* BEGIN *

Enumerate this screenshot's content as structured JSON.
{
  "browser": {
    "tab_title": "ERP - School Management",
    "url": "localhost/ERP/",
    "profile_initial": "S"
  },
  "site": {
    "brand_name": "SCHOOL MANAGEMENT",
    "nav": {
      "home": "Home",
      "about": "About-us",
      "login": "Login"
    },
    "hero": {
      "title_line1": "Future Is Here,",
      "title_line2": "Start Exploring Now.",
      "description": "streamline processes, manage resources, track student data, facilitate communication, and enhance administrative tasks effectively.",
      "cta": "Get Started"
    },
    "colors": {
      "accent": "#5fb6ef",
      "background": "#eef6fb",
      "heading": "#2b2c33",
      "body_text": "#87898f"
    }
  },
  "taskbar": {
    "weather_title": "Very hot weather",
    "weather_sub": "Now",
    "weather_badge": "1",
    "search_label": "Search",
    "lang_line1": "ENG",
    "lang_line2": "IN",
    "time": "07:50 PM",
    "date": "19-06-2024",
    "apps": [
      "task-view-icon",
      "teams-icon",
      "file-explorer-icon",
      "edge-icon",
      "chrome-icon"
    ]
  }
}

* END *

■ STATED GOAL ■
Give an exact copy of all the data shown above.

■ PROBLEM SOLUTION ■
Enumerate this screenshot's content as structured JSON.
{
  "browser": {
    "tab_title": "ERP - School Management",
    "url": "localhost/ERP/",
    "profile_initial": "S"
  },
  "site": {
    "brand_name": "SCHOOL MANAGEMENT",
    "nav": {
      "home": "Home",
      "about": "About-us",
      "login": "Login"
    },
    "hero": {
      "title_line1": "Future Is Here,",
      "title_line2": "Start Exploring Now.",
      "description": "streamline processes, manage resources, track student data, facilitate communication, and enhance administrative tasks effectively.",
      "cta": "Get Started"
    },
    "colors": {
      "accent": "#5fb6ef",
      "background": "#eef6fb",
      "heading": "#2b2c33",
      "body_text": "#87898f"
    }
  },
  "taskbar": {
    "weather_title": "Very hot weather",
    "weather_sub": "Now",
    "weather_badge": "1",
    "search_label": "Search",
    "lang_line1": "ENG",
    "lang_line2": "IN",
    "time": "07:50 PM",
    "date": "19-06-2024",
    "apps": [
      "task-view-icon",
      "teams-icon",
      "file-explorer-icon",
      "edge-icon",
      "chrome-icon"
    ]
  }
}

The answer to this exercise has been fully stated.